Task objective =>
Pick out the lines below with "checked" and list them.

_____

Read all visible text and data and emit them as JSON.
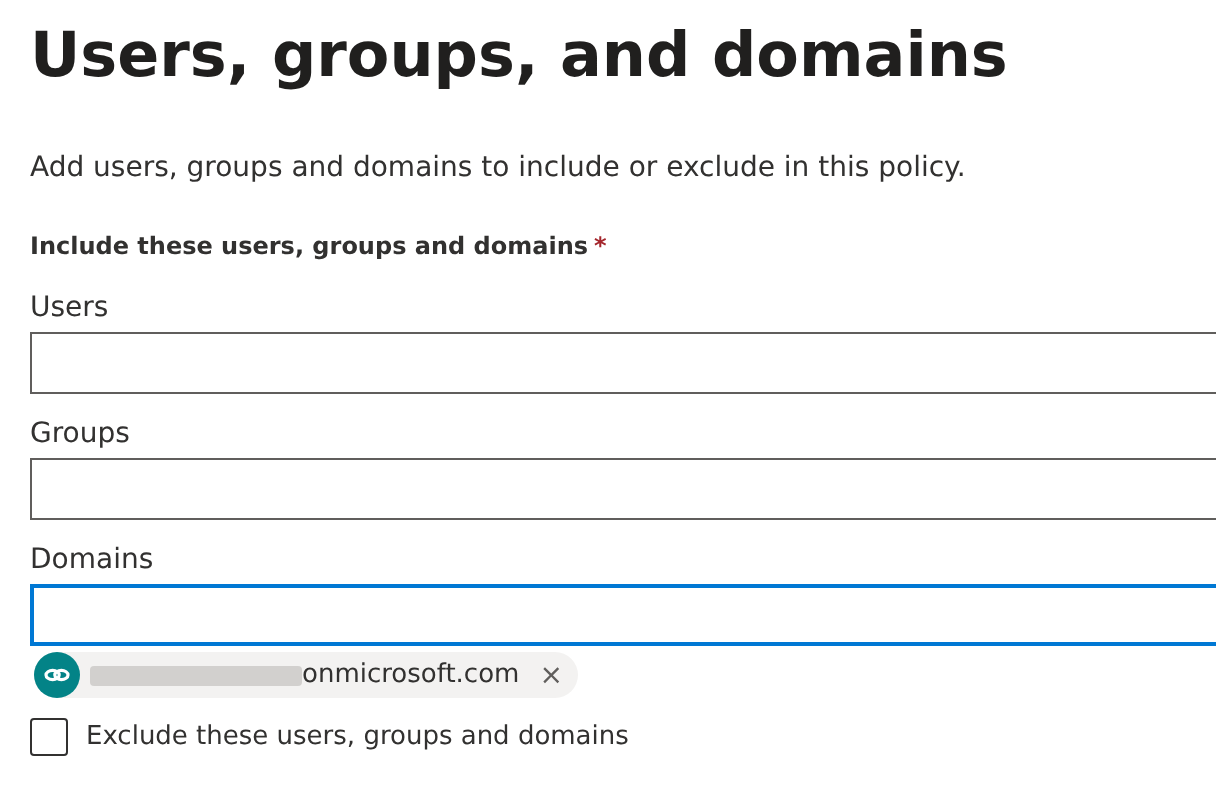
{
  "title": "Users, groups, and domains",
  "description": "Add users, groups and domains to include or exclude in this policy.",
  "section": {
    "label": "Include these users, groups and domains",
    "required_mark": "*"
  },
  "fields": [
    {
      "label": "Users",
      "focused": false
    },
    {
      "label": "Groups",
      "focused": false
    },
    {
      "label": "Domains",
      "focused": true
    }
  ],
  "chips": [
    {
      "text": "onmicrosoft.com",
      "remove": "×"
    }
  ],
  "exclude": {
    "label": "Exclude these users, groups and domains",
    "checked": false
  }
}
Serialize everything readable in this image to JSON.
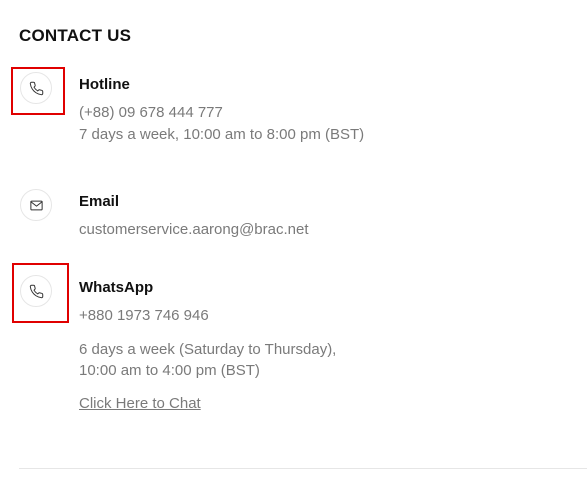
{
  "section": {
    "title": "CONTACT US"
  },
  "hotline": {
    "title": "Hotline",
    "phone": "(+88) 09 678 444 777",
    "hours": "7 days a week, 10:00 am to 8:00 pm (BST)",
    "icon": "phone-icon"
  },
  "email": {
    "title": "Email",
    "address": "customerservice.aarong@brac.net",
    "icon": "mail-icon"
  },
  "whatsapp": {
    "title": "WhatsApp",
    "phone": "+880 1973 746 946",
    "hours_line1": "6 days a week (Saturday to Thursday),",
    "hours_line2": "10:00 am to 4:00 pm (BST)",
    "chat_link": "Click Here to Chat",
    "icon": "phone-icon"
  },
  "colors": {
    "highlight": "#e00000",
    "muted_text": "#7a7a7a"
  }
}
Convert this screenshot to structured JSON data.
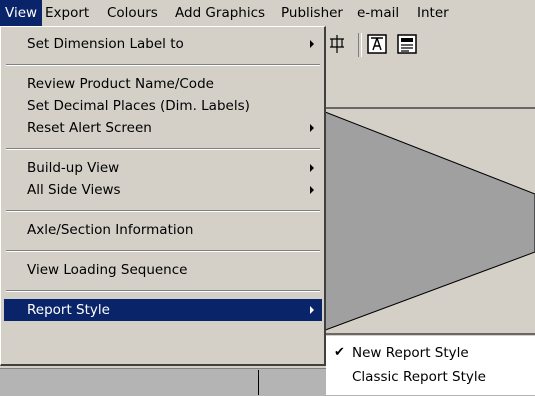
{
  "menubar": {
    "items": [
      {
        "label": "View"
      },
      {
        "label": "Export"
      },
      {
        "label": "Colours"
      },
      {
        "label": "Add Graphics"
      },
      {
        "label": "Publisher"
      },
      {
        "label": "e-mail"
      },
      {
        "label": "Inter"
      }
    ]
  },
  "toolbar": {
    "icons": [
      "grid-icon",
      "pdf-icon",
      "report-icon"
    ]
  },
  "view_menu": {
    "items": [
      {
        "label": "Set Dimension Label to",
        "submenu": true
      },
      {
        "label": "Review Product Name/Code",
        "submenu": false
      },
      {
        "label": "Set Decimal Places (Dim. Labels)",
        "submenu": false
      },
      {
        "label": "Reset Alert Screen",
        "submenu": true
      },
      {
        "label": "Build-up View",
        "submenu": true
      },
      {
        "label": "All Side Views",
        "submenu": true
      },
      {
        "label": "Axle/Section Information",
        "submenu": false
      },
      {
        "label": "View Loading Sequence",
        "submenu": false
      },
      {
        "label": "Report Style",
        "submenu": true,
        "highlighted": true
      }
    ]
  },
  "report_style_submenu": {
    "items": [
      {
        "label": "New Report Style",
        "checked": true,
        "check_icon": "checkmark-icon"
      },
      {
        "label": "Classic Report Style",
        "checked": false
      }
    ]
  },
  "colors": {
    "menu_bg": "#d4d0c8",
    "highlight": "#0a246a",
    "canvas_gray": "#a0a0a0"
  }
}
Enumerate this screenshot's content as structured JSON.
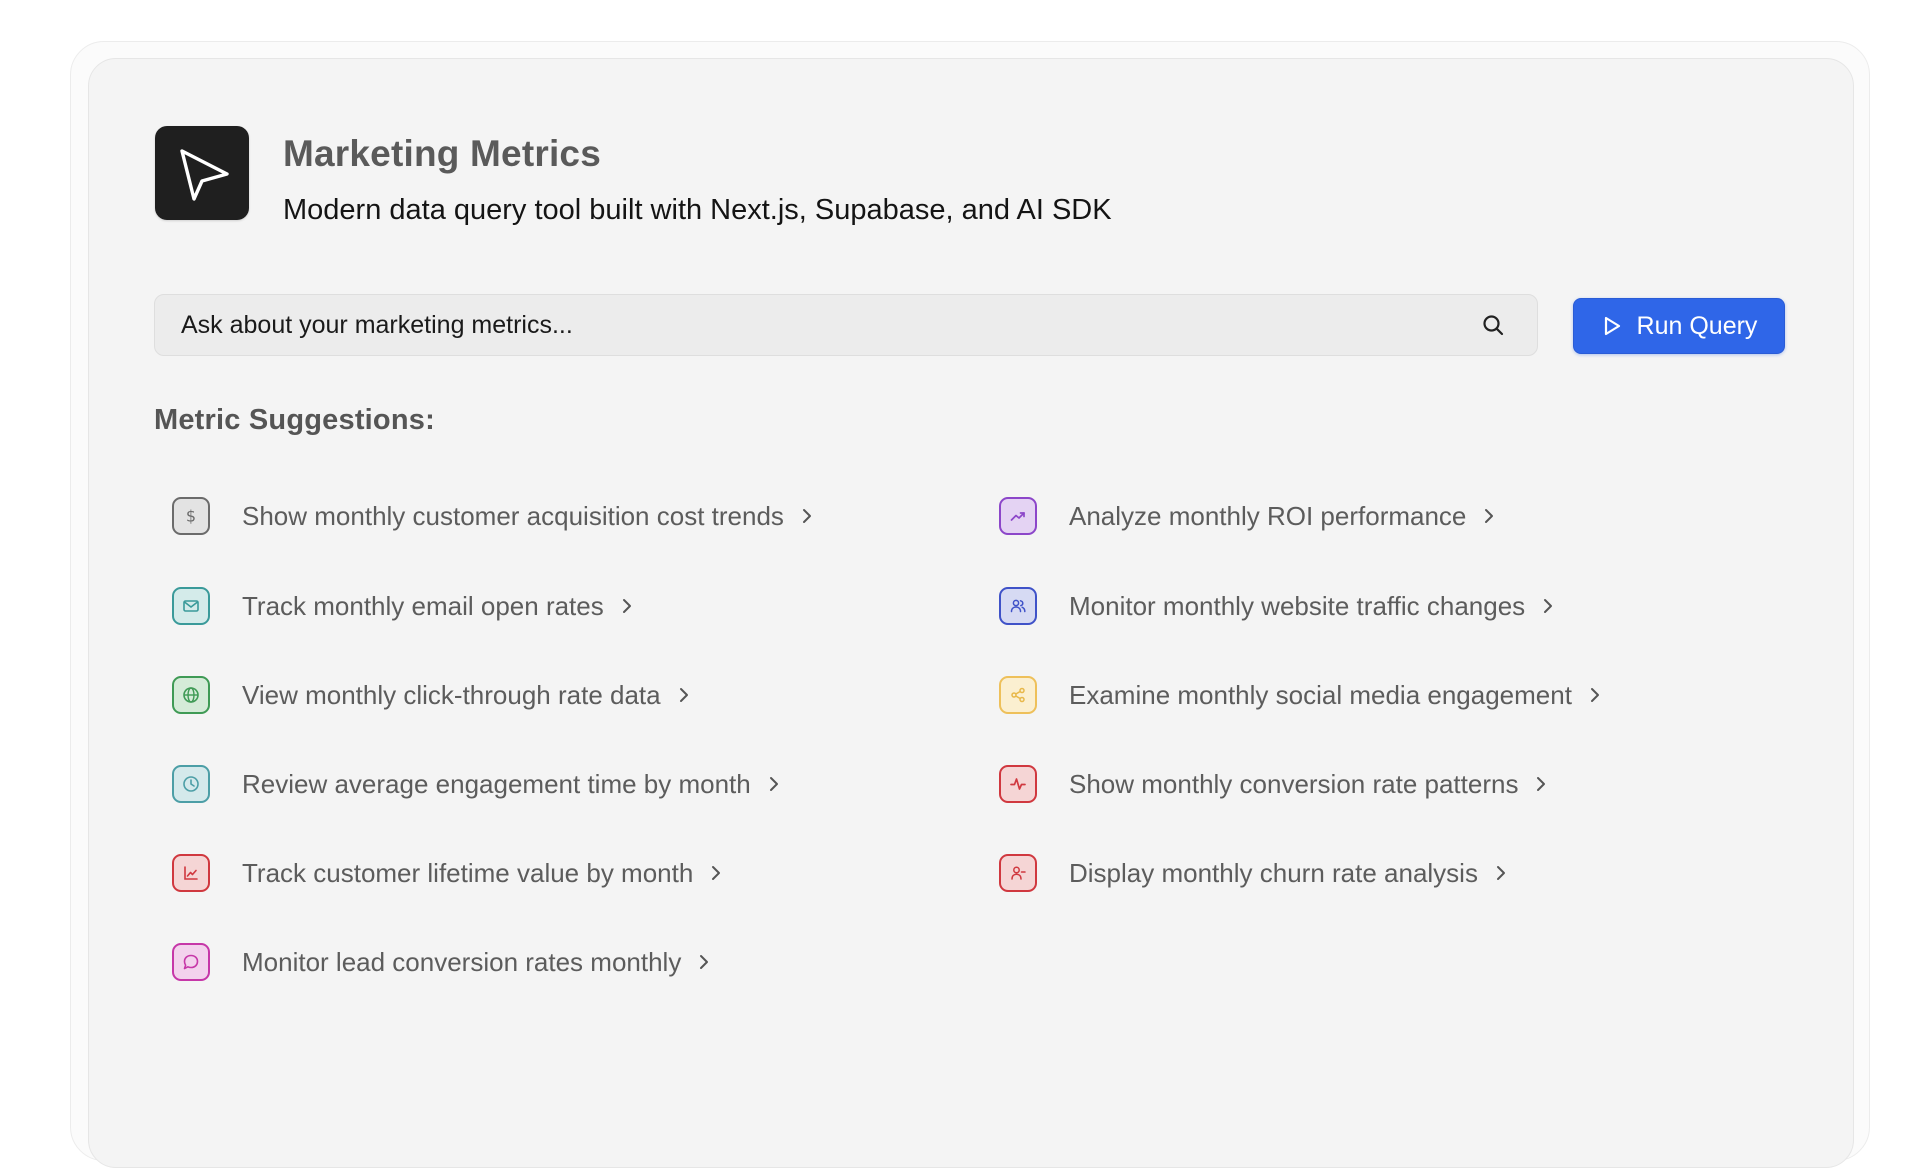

_____

Correct response =>
    "checked": false
        "checked": true,
        "checked": false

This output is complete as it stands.